### TEXT EXCERPT
You’ll often find that a lot of that early material wasn’t actually necessary — and could be incorporated later in the story or taken out entirely.
2. Convenient Discoveries
I get it. Sometimes you just need to get your character from point A to point B, so you throw together a solution that you know isn’t the most creative or believable: they find a diary that reveals a major secret about another character, they happen to open a drawer that contains a treasure map, they coincidentally run into a wise old man who holds all the answers.
But if your characters always seem to find exactly what they need exactly when they need it, your reader will notice — and not in a good way. Yes, fiction demands some coincidences and conveniences sometimes, but when it happens over and over and over again, it erodes the believability of your story and breaks the reader’s trust.
The key is to limit these convenient discoveries so they don’t feel like lazy storytelling. Audit your manuscript and find every lucky break. Then ask yourself: could this discovery be earned rather than coincidental?
Instead of happening to open the right drawer, perhaps your protagonist overhears a conversation about a treasure map, then pieces together clues and strategically determines where they could find it. Making your character work to discover information is almost always more compelling and interesting than the solution falling into their lap.

### MATERIAL PROVIDED
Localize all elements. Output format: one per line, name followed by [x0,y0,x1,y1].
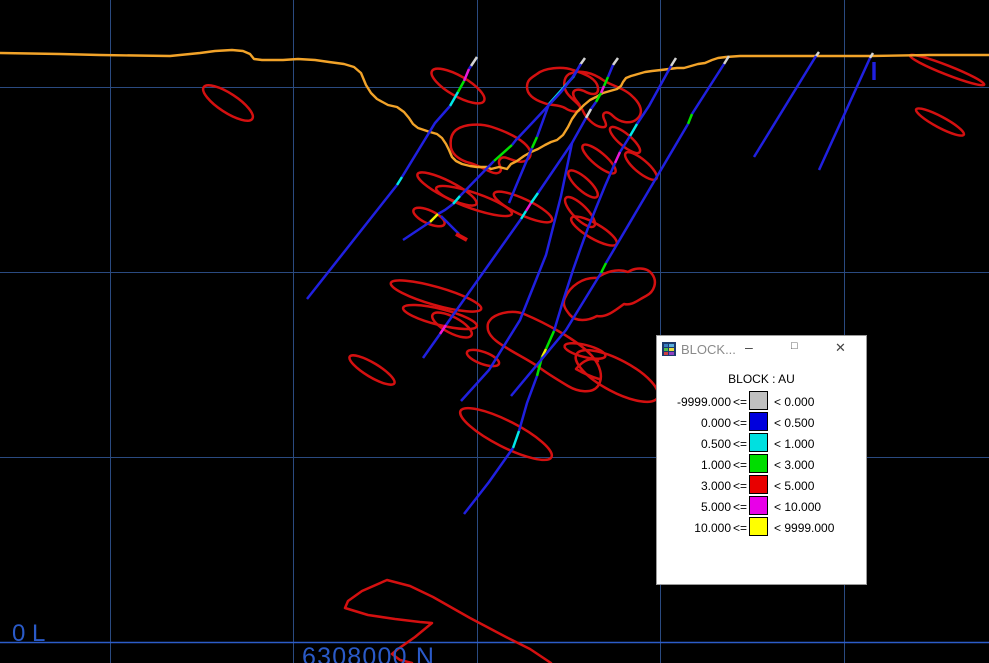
svg-text:0 L: 0 L [12,620,45,647]
svg-text:6308000 N: 6308000 N [302,643,435,663]
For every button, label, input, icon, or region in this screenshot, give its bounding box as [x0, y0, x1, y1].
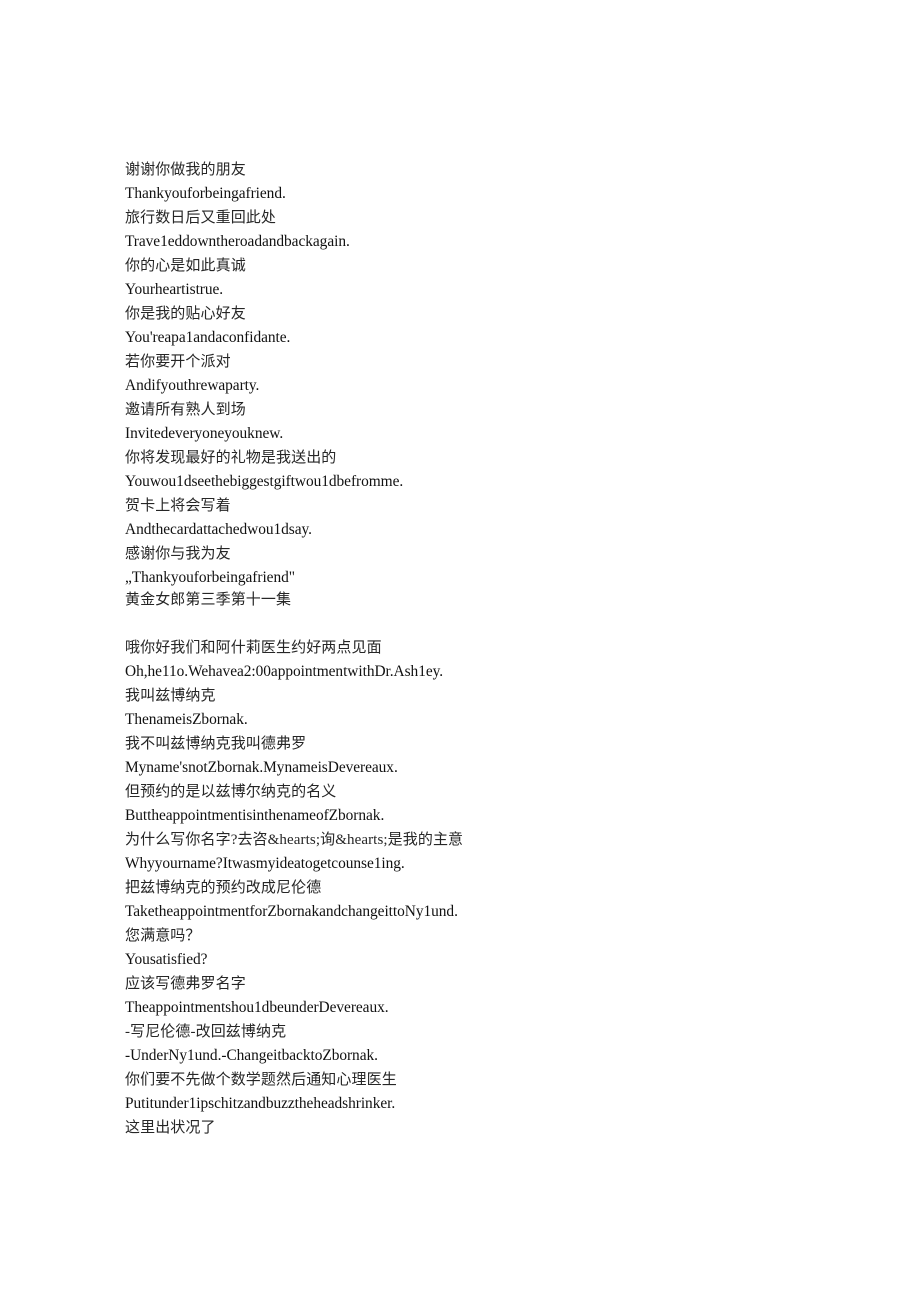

### COMPLETE THE FOLLOWING
**a.** For each statement, answer yes or no based on the fiction-writing text, and quote the text's words that decide it. (i) The text says fiction should never contain coincidences. (ii) The text recommends auditing the manuscript to find every lucky break. (iii) In the text's example, the protagonist overhears a conversation about a diary.
**b.** Write out everything in the fiction-writing text from "But if your" down to "the reader’s trust.".
These lines have nothing to do with the fiction-writing text.

### RESPONSES BY TASK
**a.**
(i) No: "Yes, fiction demands some coincidences and conveniences sometimes"
(ii) Yes: "Audit your manuscript and find every lucky break."
(iii) No: "perhaps your protagonist overhears a conversation about a treasure map"

**b.**
But if your characters always seem to find exactly what they need exactly when they need it, your reader will notice — and not in a good way. Yes, fiction demands some coincidences and conveniences sometimes, but when it happens over and over and over again, it erodes the believability of your story and breaks the reader’s trust.